### EXERCISE
Copy the entries below exactly. Images do not belong in the copy.

===== SUPPLIED RECORDS =====

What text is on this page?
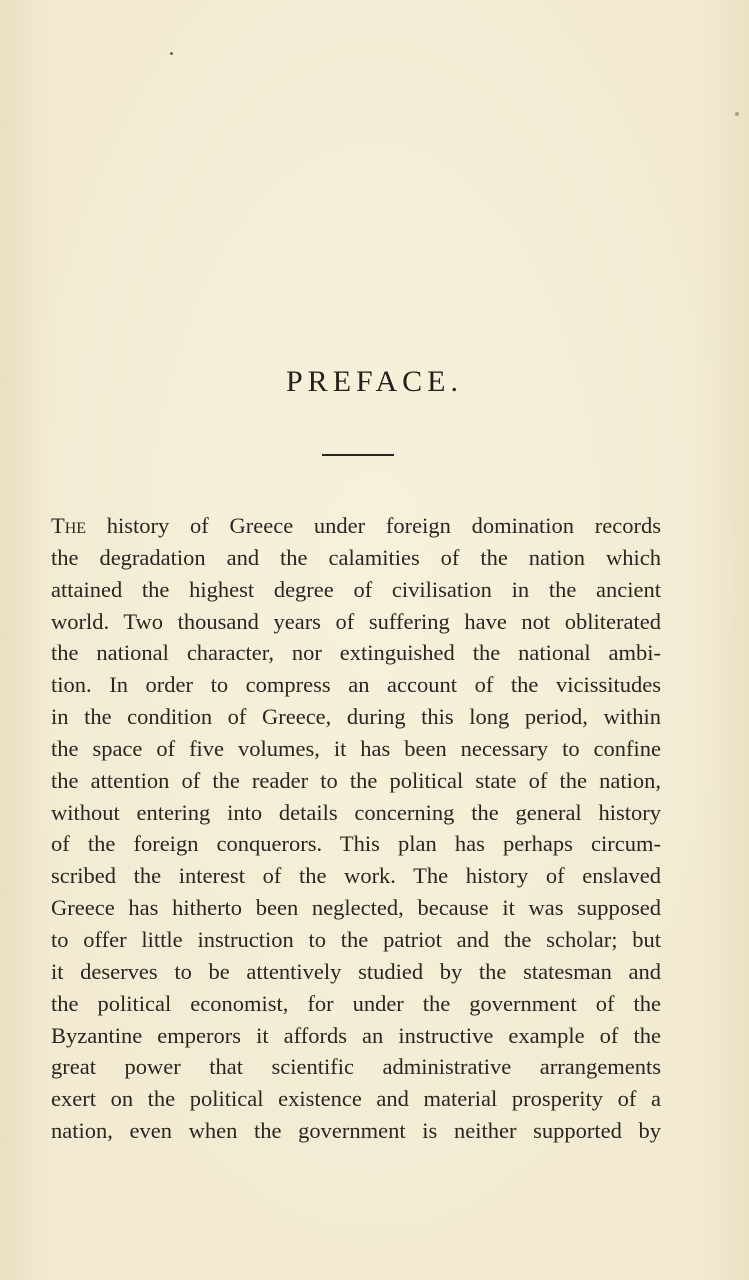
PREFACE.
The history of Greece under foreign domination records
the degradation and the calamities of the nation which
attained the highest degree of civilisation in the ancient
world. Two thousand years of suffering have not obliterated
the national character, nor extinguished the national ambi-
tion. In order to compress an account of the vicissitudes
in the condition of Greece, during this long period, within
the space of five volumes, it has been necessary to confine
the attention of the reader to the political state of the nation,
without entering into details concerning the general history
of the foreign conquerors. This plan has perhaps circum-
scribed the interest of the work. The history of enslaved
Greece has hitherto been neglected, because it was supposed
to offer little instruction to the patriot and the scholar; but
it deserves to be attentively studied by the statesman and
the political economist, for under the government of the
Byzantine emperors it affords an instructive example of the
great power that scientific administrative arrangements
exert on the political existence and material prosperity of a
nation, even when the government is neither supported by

=====

### ANSWER BELOW
What text is on this page?
PREFACE.
The history of Greece under foreign domination records
the degradation and the calamities of the nation which
attained the highest degree of civilisation in the ancient
world. Two thousand years of suffering have not obliterated
the national character, nor extinguished the national ambi-
tion. In order to compress an account of the vicissitudes
in the condition of Greece, during this long period, within
the space of five volumes, it has been necessary to confine
the attention of the reader to the political state of the nation,
without entering into details concerning the general history
of the foreign conquerors. This plan has perhaps circum-
scribed the interest of the work. The history of enslaved
Greece has hitherto been neglected, because it was supposed
to offer little instruction to the patriot and the scholar; but
it deserves to be attentively studied by the statesman and
the political economist, for under the government of the
Byzantine emperors it affords an instructive example of the
great power that scientific administrative arrangements
exert on the political existence and material prosperity of a
nation, even when the government is neither supported by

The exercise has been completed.